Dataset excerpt

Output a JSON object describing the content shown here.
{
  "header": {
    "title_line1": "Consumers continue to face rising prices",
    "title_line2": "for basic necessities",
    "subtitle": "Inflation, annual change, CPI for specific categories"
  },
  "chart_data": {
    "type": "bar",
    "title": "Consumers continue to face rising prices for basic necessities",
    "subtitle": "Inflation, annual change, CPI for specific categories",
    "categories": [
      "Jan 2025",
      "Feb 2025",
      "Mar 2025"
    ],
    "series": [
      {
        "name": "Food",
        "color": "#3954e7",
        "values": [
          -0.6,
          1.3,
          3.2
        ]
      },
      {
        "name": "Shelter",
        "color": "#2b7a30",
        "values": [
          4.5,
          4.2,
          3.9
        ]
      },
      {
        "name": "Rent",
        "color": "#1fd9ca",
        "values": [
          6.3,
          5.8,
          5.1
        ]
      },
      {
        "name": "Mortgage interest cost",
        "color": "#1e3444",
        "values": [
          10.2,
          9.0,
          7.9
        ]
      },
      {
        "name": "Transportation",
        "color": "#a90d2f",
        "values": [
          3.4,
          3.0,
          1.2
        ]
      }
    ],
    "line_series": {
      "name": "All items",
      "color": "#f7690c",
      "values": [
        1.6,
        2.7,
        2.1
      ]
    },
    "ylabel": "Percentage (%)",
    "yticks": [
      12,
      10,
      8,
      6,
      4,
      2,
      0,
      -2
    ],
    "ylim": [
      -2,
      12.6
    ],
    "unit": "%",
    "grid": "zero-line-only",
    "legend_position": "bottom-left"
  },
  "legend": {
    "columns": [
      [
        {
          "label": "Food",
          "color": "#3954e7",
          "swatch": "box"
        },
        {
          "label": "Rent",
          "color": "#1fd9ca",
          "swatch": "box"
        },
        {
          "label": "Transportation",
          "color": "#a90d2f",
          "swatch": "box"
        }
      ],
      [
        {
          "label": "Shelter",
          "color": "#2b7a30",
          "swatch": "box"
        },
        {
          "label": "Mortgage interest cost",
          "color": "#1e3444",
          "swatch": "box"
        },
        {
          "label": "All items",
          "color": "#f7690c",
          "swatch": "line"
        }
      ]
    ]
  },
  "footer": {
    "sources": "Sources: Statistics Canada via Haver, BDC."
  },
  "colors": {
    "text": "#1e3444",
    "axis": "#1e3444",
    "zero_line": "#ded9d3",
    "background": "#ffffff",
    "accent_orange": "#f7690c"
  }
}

- PROBLEM DESCRIPTION
Would you copy out each line exactly as written?

- EXERCISE RESPONSE
Output a JSON object describing the content shown here.
{
  "header": {
    "title_line1": "Consumers continue to face rising prices",
    "title_line2": "for basic necessities",
    "subtitle": "Inflation, annual change, CPI for specific categories"
  },
  "chart_data": {
    "type": "bar",
    "title": "Consumers continue to face rising prices for basic necessities",
    "subtitle": "Inflation, annual change, CPI for specific categories",
    "categories": [
      "Jan 2025",
      "Feb 2025",
      "Mar 2025"
    ],
    "series": [
      {
        "name": "Food",
        "color": "#3954e7",
        "values": [
          -0.6,
          1.3,
          3.2
        ]
      },
      {
        "name": "Shelter",
        "color": "#2b7a30",
        "values": [
          4.5,
          4.2,
          3.9
        ]
      },
      {
        "name": "Rent",
        "color": "#1fd9ca",
        "values": [
          6.3,
          5.8,
          5.1
        ]
      },
      {
        "name": "Mortgage interest cost",
        "color": "#1e3444",
        "values": [
          10.2,
          9.0,
          7.9
        ]
      },
      {
        "name": "Transportation",
        "color": "#a90d2f",
        "values": [
          3.4,
          3.0,
          1.2
        ]
      }
    ],
    "line_series": {
      "name": "All items",
      "color": "#f7690c",
      "values": [
        1.6,
        2.7,
        2.1
      ]
    },
    "ylabel": "Percentage (%)",
    "yticks": [
      12,
      10,
      8,
      6,
      4,
      2,
      0,
      -2
    ],
    "ylim": [
      -2,
      12.6
    ],
    "unit": "%",
    "grid": "zero-line-only",
    "legend_position": "bottom-left"
  },
  "legend": {
    "columns": [
      [
        {
          "label": "Food",
          "color": "#3954e7",
          "swatch": "box"
        },
        {
          "label": "Rent",
          "color": "#1fd9ca",
          "swatch": "box"
        },
        {
          "label": "Transportation",
          "color": "#a90d2f",
          "swatch": "box"
        }
      ],
      [
        {
          "label": "Shelter",
          "color": "#2b7a30",
          "swatch": "box"
        },
        {
          "label": "Mortgage interest cost",
          "color": "#1e3444",
          "swatch": "box"
        },
        {
          "label": "All items",
          "color": "#f7690c",
          "swatch": "line"
        }
      ]
    ]
  },
  "footer": {
    "sources": "Sources: Statistics Canada via Haver, BDC."
  },
  "colors": {
    "text": "#1e3444",
    "axis": "#1e3444",
    "zero_line": "#ded9d3",
    "background": "#ffffff",
    "accent_orange": "#f7690c"
  }
}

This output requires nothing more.